**Items from a dataset:**

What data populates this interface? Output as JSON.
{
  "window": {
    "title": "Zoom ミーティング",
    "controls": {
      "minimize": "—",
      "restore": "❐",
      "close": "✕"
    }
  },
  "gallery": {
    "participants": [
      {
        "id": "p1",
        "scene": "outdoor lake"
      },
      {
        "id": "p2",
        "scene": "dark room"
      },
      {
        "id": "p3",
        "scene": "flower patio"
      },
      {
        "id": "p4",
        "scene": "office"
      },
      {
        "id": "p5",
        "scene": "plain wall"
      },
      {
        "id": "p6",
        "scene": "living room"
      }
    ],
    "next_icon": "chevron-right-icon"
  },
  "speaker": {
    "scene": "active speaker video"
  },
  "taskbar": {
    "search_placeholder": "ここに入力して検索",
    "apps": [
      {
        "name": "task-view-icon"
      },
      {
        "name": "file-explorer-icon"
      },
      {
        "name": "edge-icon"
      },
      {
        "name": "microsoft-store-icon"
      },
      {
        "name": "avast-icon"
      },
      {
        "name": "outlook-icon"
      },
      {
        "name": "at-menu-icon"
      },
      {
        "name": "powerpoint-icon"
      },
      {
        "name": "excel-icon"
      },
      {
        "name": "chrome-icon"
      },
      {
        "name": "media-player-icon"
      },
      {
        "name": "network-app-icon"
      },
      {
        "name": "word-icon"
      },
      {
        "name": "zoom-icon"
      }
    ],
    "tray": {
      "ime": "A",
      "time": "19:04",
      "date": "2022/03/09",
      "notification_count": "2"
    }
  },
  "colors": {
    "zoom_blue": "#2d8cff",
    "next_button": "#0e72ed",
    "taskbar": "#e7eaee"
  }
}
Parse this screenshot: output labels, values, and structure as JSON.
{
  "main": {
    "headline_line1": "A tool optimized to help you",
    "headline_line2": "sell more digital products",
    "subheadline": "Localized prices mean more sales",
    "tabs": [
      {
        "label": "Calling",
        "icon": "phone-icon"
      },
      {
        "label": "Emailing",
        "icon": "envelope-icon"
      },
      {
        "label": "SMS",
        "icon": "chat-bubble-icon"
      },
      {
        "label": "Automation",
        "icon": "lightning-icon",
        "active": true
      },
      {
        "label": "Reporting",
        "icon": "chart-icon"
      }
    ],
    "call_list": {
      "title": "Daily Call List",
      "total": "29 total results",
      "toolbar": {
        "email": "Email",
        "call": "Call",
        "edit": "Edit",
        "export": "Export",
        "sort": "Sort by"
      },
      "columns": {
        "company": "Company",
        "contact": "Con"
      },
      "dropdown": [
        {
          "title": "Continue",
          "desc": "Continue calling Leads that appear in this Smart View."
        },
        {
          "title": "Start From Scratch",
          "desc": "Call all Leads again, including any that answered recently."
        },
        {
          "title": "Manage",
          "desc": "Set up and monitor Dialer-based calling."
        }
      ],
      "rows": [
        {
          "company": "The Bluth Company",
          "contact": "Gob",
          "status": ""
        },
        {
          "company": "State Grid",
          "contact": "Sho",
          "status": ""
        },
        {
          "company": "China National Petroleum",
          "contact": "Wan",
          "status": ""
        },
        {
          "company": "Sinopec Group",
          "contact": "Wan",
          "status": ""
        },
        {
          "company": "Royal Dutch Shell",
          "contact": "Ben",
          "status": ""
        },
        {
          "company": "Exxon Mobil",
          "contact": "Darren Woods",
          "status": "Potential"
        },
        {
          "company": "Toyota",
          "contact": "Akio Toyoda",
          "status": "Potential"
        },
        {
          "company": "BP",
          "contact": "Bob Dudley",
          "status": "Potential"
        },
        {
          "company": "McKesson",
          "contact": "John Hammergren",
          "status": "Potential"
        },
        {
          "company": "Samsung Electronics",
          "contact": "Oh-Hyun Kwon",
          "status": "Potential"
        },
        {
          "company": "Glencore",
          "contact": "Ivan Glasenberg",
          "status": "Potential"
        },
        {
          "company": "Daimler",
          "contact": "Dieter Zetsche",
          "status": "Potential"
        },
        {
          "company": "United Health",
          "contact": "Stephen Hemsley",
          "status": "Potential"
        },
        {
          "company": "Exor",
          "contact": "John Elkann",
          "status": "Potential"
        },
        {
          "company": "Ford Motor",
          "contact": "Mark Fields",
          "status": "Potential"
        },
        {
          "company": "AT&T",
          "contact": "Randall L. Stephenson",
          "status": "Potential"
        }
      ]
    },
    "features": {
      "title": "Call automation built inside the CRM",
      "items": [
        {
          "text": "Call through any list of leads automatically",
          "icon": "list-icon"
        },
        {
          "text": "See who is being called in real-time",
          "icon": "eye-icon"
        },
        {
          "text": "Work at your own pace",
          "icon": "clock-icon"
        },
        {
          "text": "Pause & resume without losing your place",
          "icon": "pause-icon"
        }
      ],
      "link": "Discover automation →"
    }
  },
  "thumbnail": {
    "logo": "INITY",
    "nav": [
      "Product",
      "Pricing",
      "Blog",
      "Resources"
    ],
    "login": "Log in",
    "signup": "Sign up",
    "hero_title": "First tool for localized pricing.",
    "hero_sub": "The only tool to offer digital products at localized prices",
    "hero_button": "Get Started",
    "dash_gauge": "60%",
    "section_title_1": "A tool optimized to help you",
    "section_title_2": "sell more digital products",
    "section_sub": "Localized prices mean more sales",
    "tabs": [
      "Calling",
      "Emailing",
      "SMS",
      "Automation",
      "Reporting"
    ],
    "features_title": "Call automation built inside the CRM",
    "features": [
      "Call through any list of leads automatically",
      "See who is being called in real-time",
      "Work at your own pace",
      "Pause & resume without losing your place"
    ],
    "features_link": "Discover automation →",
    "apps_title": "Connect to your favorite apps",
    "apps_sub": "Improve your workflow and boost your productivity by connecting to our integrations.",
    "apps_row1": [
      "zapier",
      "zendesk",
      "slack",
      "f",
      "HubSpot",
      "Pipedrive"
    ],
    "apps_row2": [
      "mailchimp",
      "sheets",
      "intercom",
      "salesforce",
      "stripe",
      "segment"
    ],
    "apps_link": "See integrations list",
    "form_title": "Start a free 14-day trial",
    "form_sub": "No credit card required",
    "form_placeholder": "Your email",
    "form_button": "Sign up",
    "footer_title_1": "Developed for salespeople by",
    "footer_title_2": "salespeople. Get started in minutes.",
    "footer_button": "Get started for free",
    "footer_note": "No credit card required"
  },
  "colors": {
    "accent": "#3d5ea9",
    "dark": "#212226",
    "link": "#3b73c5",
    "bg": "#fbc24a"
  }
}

**Requirement:** In the material above, how many lines hold the word "that"? Say only the number.

**Correct output:** 2